> THE TASK:
Return a copy of each line that holds the string "ByteArrayOutputStream".

> RECORDED DATA:

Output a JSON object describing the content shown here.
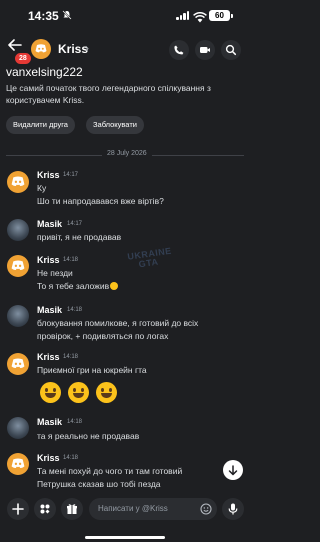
{
  "status": {
    "time": "14:35",
    "battery": "60"
  },
  "header": {
    "unread_badge": "28",
    "title": "Kriss"
  },
  "profile": {
    "username": "vanxelsing222",
    "intro_line1": "Це самий початок твого легендарного спілкування з",
    "intro_line2": "користувачем Kriss.",
    "actions": [
      "Видалити друга",
      "Заблокувати"
    ]
  },
  "date_divider": "28 July 2026",
  "messages": [
    {
      "author": "Kriss",
      "time": "14:17",
      "lines": [
        "Ку",
        "Шо ти напродавався вже віртів?"
      ]
    },
    {
      "author": "Masik",
      "time": "14:17",
      "lines": [
        "привіт, я не продавав"
      ]
    },
    {
      "author": "Kriss",
      "time": "14:18",
      "lines": [
        "Не пезди",
        "То я тебе заложив"
      ]
    },
    {
      "author": "Masik",
      "time": "14:18",
      "lines": [
        "блокування помилкове, я готовий до всіх",
        "провірок, + подивляться по логах"
      ]
    },
    {
      "author": "Kriss",
      "time": "14:18",
      "lines": [
        "Приємної гри на юкрейн гта"
      ]
    },
    {
      "author": "Masik",
      "time": "14:18",
      "lines": [
        "та я реально не продавав"
      ]
    },
    {
      "author": "Kriss",
      "time": "14:18",
      "lines": [
        "Та мені похуй до чого ти там готовий",
        "Петрушка сказав шо тобі пезда"
      ]
    }
  ],
  "composer": {
    "placeholder": "Написати у @Kriss"
  },
  "watermark": {
    "line1": "UKRAINE",
    "line2": "GTA"
  }
}
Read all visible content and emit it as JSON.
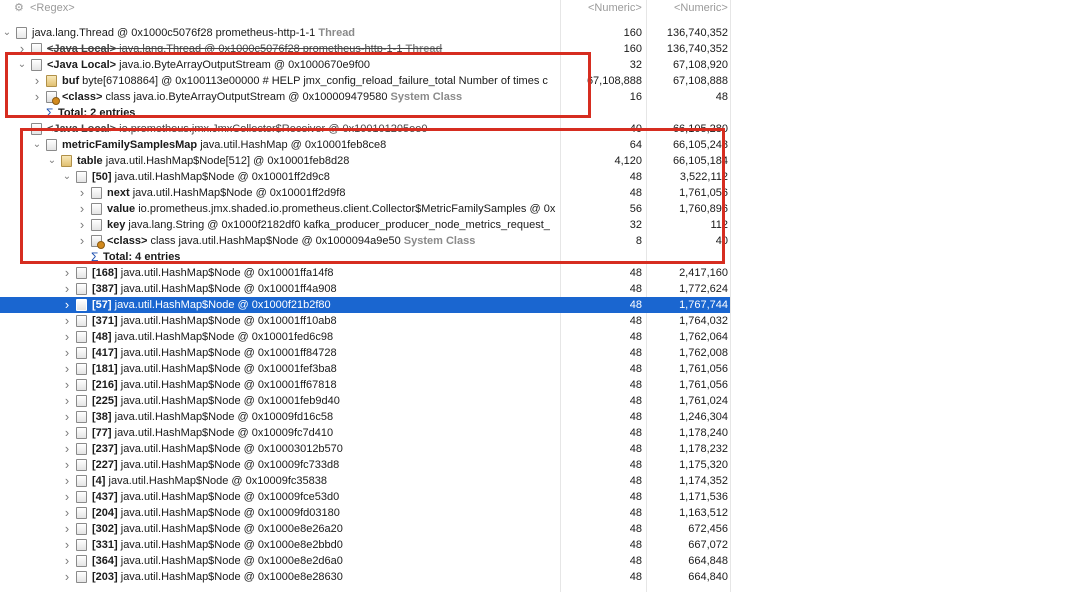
{
  "header": {
    "name_filter": "<Regex>",
    "col1_filter": "<Numeric>",
    "col2_filter": "<Numeric>"
  },
  "rows": [
    {
      "indent": 0,
      "twisty": "v",
      "icon": "thr",
      "bold": "",
      "text": "java.lang.Thread @ 0x1000c5076f28  prometheus-http-1-1",
      "suffix": "Thread",
      "n1": "160",
      "n2": "136,740,352"
    },
    {
      "indent": 1,
      "twisty": ">",
      "icon": "doc",
      "bold": "<Java Local>",
      "text": "java.lang.Thread @ 0x1000c5076f28  prometheus-http-1-1",
      "suffix": "Thread",
      "n1": "160",
      "n2": "136,740,352",
      "strike": true
    },
    {
      "indent": 1,
      "twisty": "v",
      "icon": "doc",
      "bold": "<Java Local>",
      "text": "java.io.ByteArrayOutputStream @ 0x1000670e9f00",
      "suffix": "",
      "n1": "32",
      "n2": "67,108,920"
    },
    {
      "indent": 2,
      "twisty": ">",
      "icon": "arr",
      "bold": "buf",
      "text": "byte[67108864] @ 0x100113e00000  # HELP jmx_config_reload_failure_total Number of times c",
      "suffix": "",
      "n1": "67,108,888",
      "n2": "67,108,888"
    },
    {
      "indent": 2,
      "twisty": ">",
      "icon": "cls",
      "bold": "<class>",
      "text": "class java.io.ByteArrayOutputStream @ 0x100009479580",
      "suffix": "System Class",
      "n1": "16",
      "n2": "48"
    },
    {
      "indent": 2,
      "twisty": "",
      "icon": "sigma",
      "bold": "Total: 2 entries",
      "text": "",
      "suffix": "",
      "n1": "",
      "n2": ""
    },
    {
      "indent": 1,
      "twisty": "v",
      "icon": "doc",
      "bold": "<Java Local>",
      "text": "io.prometheus.jmx.JmxCollector$Receiver @ 0x100101205ee0",
      "suffix": "",
      "n1": "40",
      "n2": "66,105,280",
      "strike": true
    },
    {
      "indent": 2,
      "twisty": "v",
      "icon": "doc",
      "bold": "metricFamilySamplesMap",
      "text": "java.util.HashMap @ 0x10001feb8ce8",
      "suffix": "",
      "n1": "64",
      "n2": "66,105,248"
    },
    {
      "indent": 3,
      "twisty": "v",
      "icon": "arr",
      "bold": "table",
      "text": "java.util.HashMap$Node[512] @ 0x10001feb8d28",
      "suffix": "",
      "n1": "4,120",
      "n2": "66,105,184"
    },
    {
      "indent": 4,
      "twisty": "v",
      "icon": "doc",
      "bold": "[50]",
      "text": "java.util.HashMap$Node @ 0x10001ff2d9c8",
      "suffix": "",
      "n1": "48",
      "n2": "3,522,112"
    },
    {
      "indent": 5,
      "twisty": ">",
      "icon": "doc",
      "bold": "next",
      "text": "java.util.HashMap$Node @ 0x10001ff2d9f8",
      "suffix": "",
      "n1": "48",
      "n2": "1,761,056"
    },
    {
      "indent": 5,
      "twisty": ">",
      "icon": "doc",
      "bold": "value",
      "text": "io.prometheus.jmx.shaded.io.prometheus.client.Collector$MetricFamilySamples @ 0x",
      "suffix": "",
      "n1": "56",
      "n2": "1,760,896"
    },
    {
      "indent": 5,
      "twisty": ">",
      "icon": "doc",
      "bold": "key",
      "text": "java.lang.String @ 0x1000f2182df0  kafka_producer_producer_node_metrics_request_",
      "suffix": "",
      "n1": "32",
      "n2": "112"
    },
    {
      "indent": 5,
      "twisty": ">",
      "icon": "cls",
      "bold": "<class>",
      "text": "class java.util.HashMap$Node @ 0x1000094a9e50",
      "suffix": "System Class",
      "n1": "8",
      "n2": "40"
    },
    {
      "indent": 5,
      "twisty": "",
      "icon": "sigma",
      "bold": "Total: 4 entries",
      "text": "",
      "suffix": "",
      "n1": "",
      "n2": ""
    },
    {
      "indent": 4,
      "twisty": ">",
      "icon": "doc",
      "bold": "[168]",
      "text": "java.util.HashMap$Node @ 0x10001ffa14f8",
      "suffix": "",
      "n1": "48",
      "n2": "2,417,160"
    },
    {
      "indent": 4,
      "twisty": ">",
      "icon": "doc",
      "bold": "[387]",
      "text": "java.util.HashMap$Node @ 0x10001ff4a908",
      "suffix": "",
      "n1": "48",
      "n2": "1,772,624"
    },
    {
      "indent": 4,
      "twisty": ">",
      "icon": "doc",
      "bold": "[57]",
      "text": "java.util.HashMap$Node @ 0x1000f21b2f80",
      "suffix": "",
      "n1": "48",
      "n2": "1,767,744",
      "selected": true
    },
    {
      "indent": 4,
      "twisty": ">",
      "icon": "doc",
      "bold": "[371]",
      "text": "java.util.HashMap$Node @ 0x10001ff10ab8",
      "suffix": "",
      "n1": "48",
      "n2": "1,764,032"
    },
    {
      "indent": 4,
      "twisty": ">",
      "icon": "doc",
      "bold": "[48]",
      "text": "java.util.HashMap$Node @ 0x10001fed6c98",
      "suffix": "",
      "n1": "48",
      "n2": "1,762,064"
    },
    {
      "indent": 4,
      "twisty": ">",
      "icon": "doc",
      "bold": "[417]",
      "text": "java.util.HashMap$Node @ 0x10001ff84728",
      "suffix": "",
      "n1": "48",
      "n2": "1,762,008"
    },
    {
      "indent": 4,
      "twisty": ">",
      "icon": "doc",
      "bold": "[181]",
      "text": "java.util.HashMap$Node @ 0x10001fef3ba8",
      "suffix": "",
      "n1": "48",
      "n2": "1,761,056"
    },
    {
      "indent": 4,
      "twisty": ">",
      "icon": "doc",
      "bold": "[216]",
      "text": "java.util.HashMap$Node @ 0x10001ff67818",
      "suffix": "",
      "n1": "48",
      "n2": "1,761,056"
    },
    {
      "indent": 4,
      "twisty": ">",
      "icon": "doc",
      "bold": "[225]",
      "text": "java.util.HashMap$Node @ 0x10001feb9d40",
      "suffix": "",
      "n1": "48",
      "n2": "1,761,024"
    },
    {
      "indent": 4,
      "twisty": ">",
      "icon": "doc",
      "bold": "[38]",
      "text": "java.util.HashMap$Node @ 0x10009fd16c58",
      "suffix": "",
      "n1": "48",
      "n2": "1,246,304"
    },
    {
      "indent": 4,
      "twisty": ">",
      "icon": "doc",
      "bold": "[77]",
      "text": "java.util.HashMap$Node @ 0x10009fc7d410",
      "suffix": "",
      "n1": "48",
      "n2": "1,178,240"
    },
    {
      "indent": 4,
      "twisty": ">",
      "icon": "doc",
      "bold": "[237]",
      "text": "java.util.HashMap$Node @ 0x10003012b570",
      "suffix": "",
      "n1": "48",
      "n2": "1,178,232"
    },
    {
      "indent": 4,
      "twisty": ">",
      "icon": "doc",
      "bold": "[227]",
      "text": "java.util.HashMap$Node @ 0x10009fc733d8",
      "suffix": "",
      "n1": "48",
      "n2": "1,175,320"
    },
    {
      "indent": 4,
      "twisty": ">",
      "icon": "doc",
      "bold": "[4]",
      "text": "java.util.HashMap$Node @ 0x10009fc35838",
      "suffix": "",
      "n1": "48",
      "n2": "1,174,352"
    },
    {
      "indent": 4,
      "twisty": ">",
      "icon": "doc",
      "bold": "[437]",
      "text": "java.util.HashMap$Node @ 0x10009fce53d0",
      "suffix": "",
      "n1": "48",
      "n2": "1,171,536"
    },
    {
      "indent": 4,
      "twisty": ">",
      "icon": "doc",
      "bold": "[204]",
      "text": "java.util.HashMap$Node @ 0x10009fd03180",
      "suffix": "",
      "n1": "48",
      "n2": "1,163,512"
    },
    {
      "indent": 4,
      "twisty": ">",
      "icon": "doc",
      "bold": "[302]",
      "text": "java.util.HashMap$Node @ 0x1000e8e26a20",
      "suffix": "",
      "n1": "48",
      "n2": "672,456"
    },
    {
      "indent": 4,
      "twisty": ">",
      "icon": "doc",
      "bold": "[331]",
      "text": "java.util.HashMap$Node @ 0x1000e8e2bbd0",
      "suffix": "",
      "n1": "48",
      "n2": "667,072"
    },
    {
      "indent": 4,
      "twisty": ">",
      "icon": "doc",
      "bold": "[364]",
      "text": "java.util.HashMap$Node @ 0x1000e8e2d6a0",
      "suffix": "",
      "n1": "48",
      "n2": "664,848"
    },
    {
      "indent": 4,
      "twisty": ">",
      "icon": "doc",
      "bold": "[203]",
      "text": "java.util.HashMap$Node @ 0x1000e8e28630",
      "suffix": "",
      "n1": "48",
      "n2": "664,840"
    }
  ],
  "colors": {
    "selection": "#1a66d0",
    "highlight_box": "#d62d20"
  }
}
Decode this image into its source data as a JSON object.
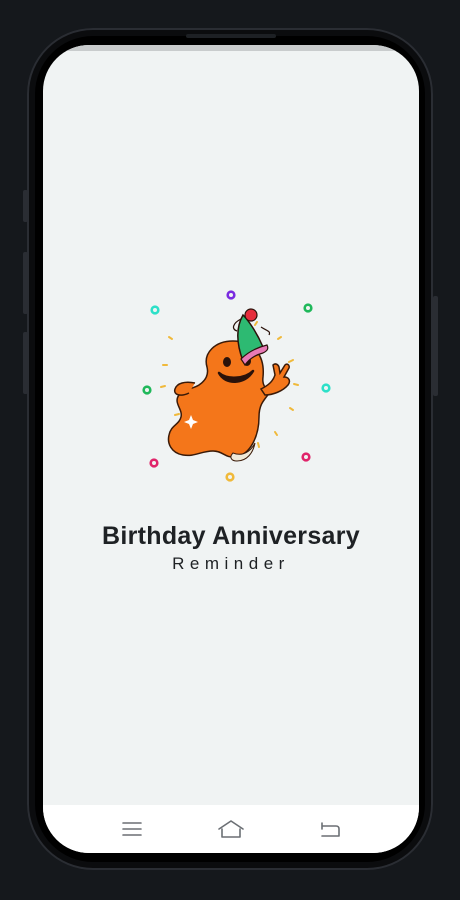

> RESULT OF THE EXERCISE:
      "text": "java.io.ByteArrayOutputStream @ 0x1000670e9f00",
      "text": "class java.io.ByteArrayOutputStream @ 0x100009479580",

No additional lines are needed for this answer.